■ **The task**:
Lines before the one containing "Read this page and output its text content." are excluded; print that line and every line after it through the end of the material below, exactly.

--- start Provided data ---

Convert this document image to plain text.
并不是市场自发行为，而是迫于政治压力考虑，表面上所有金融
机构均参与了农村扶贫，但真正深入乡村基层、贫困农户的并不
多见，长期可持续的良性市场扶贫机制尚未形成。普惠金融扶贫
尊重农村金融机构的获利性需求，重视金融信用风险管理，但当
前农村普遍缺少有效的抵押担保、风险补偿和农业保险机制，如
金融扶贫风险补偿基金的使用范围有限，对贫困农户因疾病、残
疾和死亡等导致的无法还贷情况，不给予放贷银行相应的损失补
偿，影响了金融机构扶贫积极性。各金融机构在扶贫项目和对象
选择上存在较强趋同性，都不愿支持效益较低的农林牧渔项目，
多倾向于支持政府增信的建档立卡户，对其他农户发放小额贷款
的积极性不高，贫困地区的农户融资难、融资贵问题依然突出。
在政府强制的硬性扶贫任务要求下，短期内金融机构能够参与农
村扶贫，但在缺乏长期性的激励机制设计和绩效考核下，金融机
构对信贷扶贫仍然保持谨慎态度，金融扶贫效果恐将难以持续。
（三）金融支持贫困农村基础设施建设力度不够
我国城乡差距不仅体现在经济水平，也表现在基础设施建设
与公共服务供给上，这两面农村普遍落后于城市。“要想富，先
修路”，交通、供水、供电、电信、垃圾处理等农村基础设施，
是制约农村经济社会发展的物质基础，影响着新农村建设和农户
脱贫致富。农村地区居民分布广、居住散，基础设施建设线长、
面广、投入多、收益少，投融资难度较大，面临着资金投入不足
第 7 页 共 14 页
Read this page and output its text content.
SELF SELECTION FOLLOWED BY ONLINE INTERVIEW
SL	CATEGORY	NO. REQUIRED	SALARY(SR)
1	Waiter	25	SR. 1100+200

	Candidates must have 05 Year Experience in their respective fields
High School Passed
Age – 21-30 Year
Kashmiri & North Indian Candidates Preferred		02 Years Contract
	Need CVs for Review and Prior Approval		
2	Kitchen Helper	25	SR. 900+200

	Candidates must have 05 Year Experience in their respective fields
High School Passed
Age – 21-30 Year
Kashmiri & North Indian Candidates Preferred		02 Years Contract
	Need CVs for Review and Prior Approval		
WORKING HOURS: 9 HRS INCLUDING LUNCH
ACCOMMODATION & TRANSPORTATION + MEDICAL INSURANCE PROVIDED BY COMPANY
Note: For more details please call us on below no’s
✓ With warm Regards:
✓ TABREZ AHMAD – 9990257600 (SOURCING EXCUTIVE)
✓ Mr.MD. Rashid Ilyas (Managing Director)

--- end Provided data ---

■ **Written solution**:
Read this page and output its text content.
SELF SELECTION FOLLOWED BY ONLINE INTERVIEW
SL	CATEGORY	NO. REQUIRED	SALARY(SR)
1	Waiter	25	SR. 1100+200

	Candidates must have 05 Year Experience in their respective fields
High School Passed
Age – 21-30 Year
Kashmiri & North Indian Candidates Preferred		02 Years Contract
	Need CVs for Review and Prior Approval		
2	Kitchen Helper	25	SR. 900+200

	Candidates must have 05 Year Experience in their respective fields
High School Passed
Age – 21-30 Year
Kashmiri & North Indian Candidates Preferred		02 Years Contract
	Need CVs for Review and Prior Approval		
WORKING HOURS: 9 HRS INCLUDING LUNCH
ACCOMMODATION & TRANSPORTATION + MEDICAL INSURANCE PROVIDED BY COMPANY
Note: For more details please call us on below no’s
✓ With warm Regards:
✓ TABREZ AHMAD – 9990257600 (SOURCING EXCUTIVE)
✓ Mr.MD. Rashid Ilyas (Managing Director)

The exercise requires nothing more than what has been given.